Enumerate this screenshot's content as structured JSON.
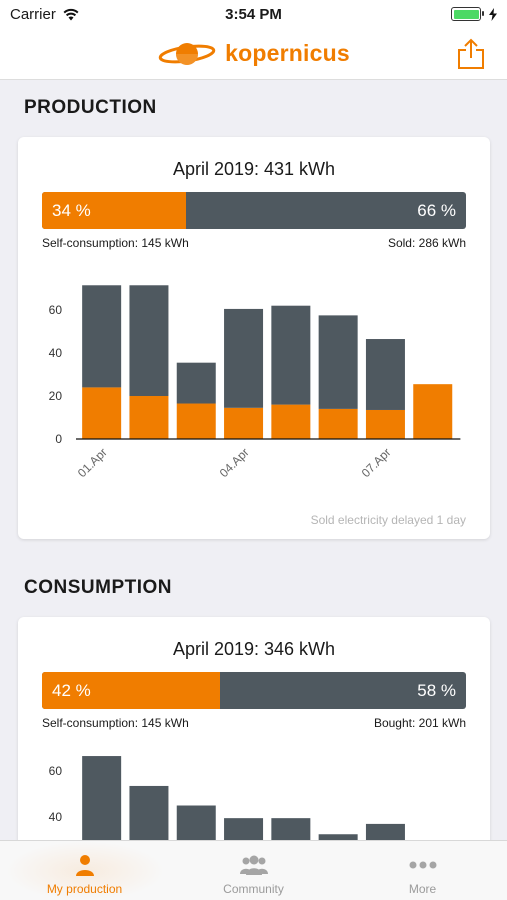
{
  "status_bar": {
    "carrier": "Carrier",
    "time": "3:54 PM"
  },
  "nav": {
    "brand": "kopernicus"
  },
  "production": {
    "section_title": "PRODUCTION",
    "card_title": "April 2019: 431 kWh",
    "split": {
      "left_pct": "34 %",
      "right_pct": "66 %",
      "fraction": 0.34,
      "left_label": "Self-consumption: 145 kWh",
      "right_label": "Sold: 286 kWh"
    },
    "footnote": "Sold electricity delayed 1 day"
  },
  "consumption": {
    "section_title": "CONSUMPTION",
    "card_title": "April 2019: 346 kWh",
    "split": {
      "left_pct": "42 %",
      "right_pct": "58 %",
      "fraction": 0.42,
      "left_label": "Self-consumption: 145 kWh",
      "right_label": "Bought: 201 kWh"
    }
  },
  "tabs": [
    {
      "label": "My production",
      "icon": "person-icon",
      "active": true
    },
    {
      "label": "Community",
      "icon": "group-icon",
      "active": false
    },
    {
      "label": "More",
      "icon": "more-dots-icon",
      "active": false
    }
  ],
  "colors": {
    "accent": "#f07d00",
    "dark": "#4f5960"
  },
  "chart_data": [
    {
      "type": "bar",
      "stacked": true,
      "categories": [
        "01.Apr",
        "02.Apr",
        "03.Apr",
        "04.Apr",
        "05.Apr",
        "06.Apr",
        "07.Apr",
        "08.Apr"
      ],
      "tick_labels": [
        "01.Apr",
        "04.Apr",
        "07.Apr"
      ],
      "series": [
        {
          "values": [
            24,
            20,
            16.5,
            14.5,
            16,
            14,
            13.5,
            25.5
          ],
          "color": "#f07d00"
        },
        {
          "values": [
            47.5,
            51.5,
            19,
            46,
            46,
            43.5,
            33,
            0
          ],
          "color": "#4f5960"
        }
      ],
      "yticks": [
        0,
        20,
        40,
        60
      ],
      "ylim": [
        0,
        72
      ]
    },
    {
      "type": "bar",
      "stacked": true,
      "categories": [
        "01.Apr",
        "02.Apr",
        "03.Apr",
        "04.Apr",
        "05.Apr",
        "06.Apr",
        "07.Apr"
      ],
      "series": [
        {
          "values": [
            66.5,
            53.5,
            45,
            39.5,
            39.5,
            32.5,
            37
          ],
          "color": "#4f5960"
        }
      ],
      "yticks": [
        40,
        60
      ],
      "visible_ylim": [
        32.5,
        72
      ]
    }
  ]
}
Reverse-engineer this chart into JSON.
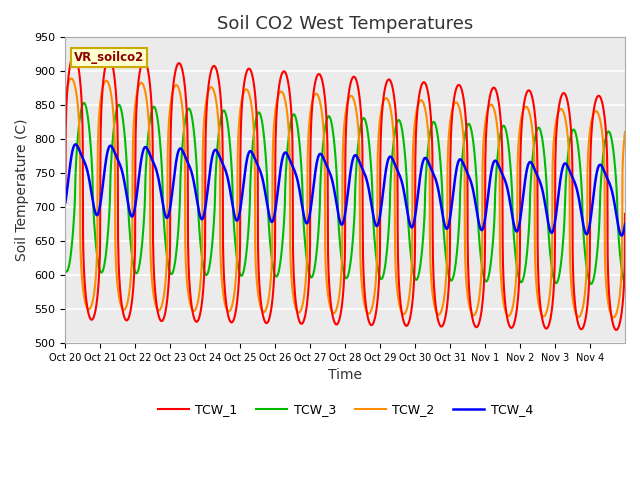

◇ ◇ ◇ ◇ ◇

Of the lines in this material, state how many hold the string "icon". Write no other words.

=== WORKED SOLUTION ===
3